## DATASET RECORDS:
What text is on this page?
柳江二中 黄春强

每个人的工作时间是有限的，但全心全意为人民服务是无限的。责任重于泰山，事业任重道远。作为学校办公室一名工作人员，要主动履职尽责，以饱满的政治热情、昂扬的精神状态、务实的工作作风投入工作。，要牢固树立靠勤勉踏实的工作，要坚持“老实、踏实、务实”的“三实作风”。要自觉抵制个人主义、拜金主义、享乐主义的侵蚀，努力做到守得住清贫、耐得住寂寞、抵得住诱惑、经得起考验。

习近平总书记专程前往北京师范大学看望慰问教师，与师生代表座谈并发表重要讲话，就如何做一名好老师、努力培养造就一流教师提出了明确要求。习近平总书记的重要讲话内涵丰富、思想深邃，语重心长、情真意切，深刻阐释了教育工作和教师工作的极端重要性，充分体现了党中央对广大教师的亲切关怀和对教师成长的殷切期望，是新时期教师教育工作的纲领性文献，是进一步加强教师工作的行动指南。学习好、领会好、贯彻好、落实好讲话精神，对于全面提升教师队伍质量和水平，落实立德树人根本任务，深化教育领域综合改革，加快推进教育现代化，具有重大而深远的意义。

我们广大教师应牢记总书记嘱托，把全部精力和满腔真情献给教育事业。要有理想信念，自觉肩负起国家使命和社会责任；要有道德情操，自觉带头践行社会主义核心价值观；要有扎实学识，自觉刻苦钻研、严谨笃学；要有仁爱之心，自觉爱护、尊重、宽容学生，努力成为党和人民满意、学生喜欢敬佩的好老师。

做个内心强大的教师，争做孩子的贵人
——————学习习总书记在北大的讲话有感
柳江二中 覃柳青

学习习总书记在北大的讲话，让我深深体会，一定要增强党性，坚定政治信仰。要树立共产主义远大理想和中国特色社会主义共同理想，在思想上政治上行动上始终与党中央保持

## WHAT YOU SHOULD DO:
Each record above should be returned exactly as it appears.

## RESULT OF THE TASK:
What text is on this page?
柳江二中 黄春强

每个人的工作时间是有限的，但全心全意为人民服务是无限的。责任重于泰山，事业任重道远。作为学校办公室一名工作人员，要主动履职尽责，以饱满的政治热情、昂扬的精神状态、务实的工作作风投入工作。，要牢固树立靠勤勉踏实的工作，要坚持“老实、踏实、务实”的“三实作风”。要自觉抵制个人主义、拜金主义、享乐主义的侵蚀，努力做到守得住清贫、耐得住寂寞、抵得住诱惑、经得起考验。

习近平总书记专程前往北京师范大学看望慰问教师，与师生代表座谈并发表重要讲话，就如何做一名好老师、努力培养造就一流教师提出了明确要求。习近平总书记的重要讲话内涵丰富、思想深邃，语重心长、情真意切，深刻阐释了教育工作和教师工作的极端重要性，充分体现了党中央对广大教师的亲切关怀和对教师成长的殷切期望，是新时期教师教育工作的纲领性文献，是进一步加强教师工作的行动指南。学习好、领会好、贯彻好、落实好讲话精神，对于全面提升教师队伍质量和水平，落实立德树人根本任务，深化教育领域综合改革，加快推进教育现代化，具有重大而深远的意义。

我们广大教师应牢记总书记嘱托，把全部精力和满腔真情献给教育事业。要有理想信念，自觉肩负起国家使命和社会责任；要有道德情操，自觉带头践行社会主义核心价值观；要有扎实学识，自觉刻苦钻研、严谨笃学；要有仁爱之心，自觉爱护、尊重、宽容学生，努力成为党和人民满意、学生喜欢敬佩的好老师。

做个内心强大的教师，争做孩子的贵人
——————学习习总书记在北大的讲话有感
柳江二中 覃柳青

学习习总书记在北大的讲话，让我深深体会，一定要增强党性，坚定政治信仰。要树立共产主义远大理想和中国特色社会主义共同理想，在思想上政治上行动上始终与党中央保持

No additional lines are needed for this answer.